> [What you will do]:
Your answer consists of the lines in the data that contain "name". Copy each of them.

> [Dataset entries]:

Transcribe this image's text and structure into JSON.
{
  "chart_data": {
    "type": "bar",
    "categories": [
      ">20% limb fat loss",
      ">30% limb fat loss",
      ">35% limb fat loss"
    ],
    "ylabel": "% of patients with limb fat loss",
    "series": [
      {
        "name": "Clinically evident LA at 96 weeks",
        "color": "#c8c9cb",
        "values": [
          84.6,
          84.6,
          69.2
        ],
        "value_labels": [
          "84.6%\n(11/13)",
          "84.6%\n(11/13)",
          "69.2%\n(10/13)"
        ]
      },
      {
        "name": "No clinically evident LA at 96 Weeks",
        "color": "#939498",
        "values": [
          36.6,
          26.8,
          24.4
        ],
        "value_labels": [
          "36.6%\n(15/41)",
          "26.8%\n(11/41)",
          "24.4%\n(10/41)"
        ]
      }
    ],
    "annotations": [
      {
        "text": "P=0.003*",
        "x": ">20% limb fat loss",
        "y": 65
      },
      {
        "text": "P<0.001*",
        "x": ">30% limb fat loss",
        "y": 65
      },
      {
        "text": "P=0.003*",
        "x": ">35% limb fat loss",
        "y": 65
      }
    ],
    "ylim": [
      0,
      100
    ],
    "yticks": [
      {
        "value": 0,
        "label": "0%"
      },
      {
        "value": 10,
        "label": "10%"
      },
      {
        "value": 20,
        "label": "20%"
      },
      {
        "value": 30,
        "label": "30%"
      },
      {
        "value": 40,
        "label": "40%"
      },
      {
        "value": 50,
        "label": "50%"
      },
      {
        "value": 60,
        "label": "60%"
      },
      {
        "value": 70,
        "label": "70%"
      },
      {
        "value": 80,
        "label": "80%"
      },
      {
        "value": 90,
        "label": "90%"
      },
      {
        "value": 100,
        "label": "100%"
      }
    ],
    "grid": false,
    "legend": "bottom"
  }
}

> [Completed exercise]:
        "name": "Clinically evident LA at 96 weeks",
        "name": "No clinically evident LA at 96 Weeks",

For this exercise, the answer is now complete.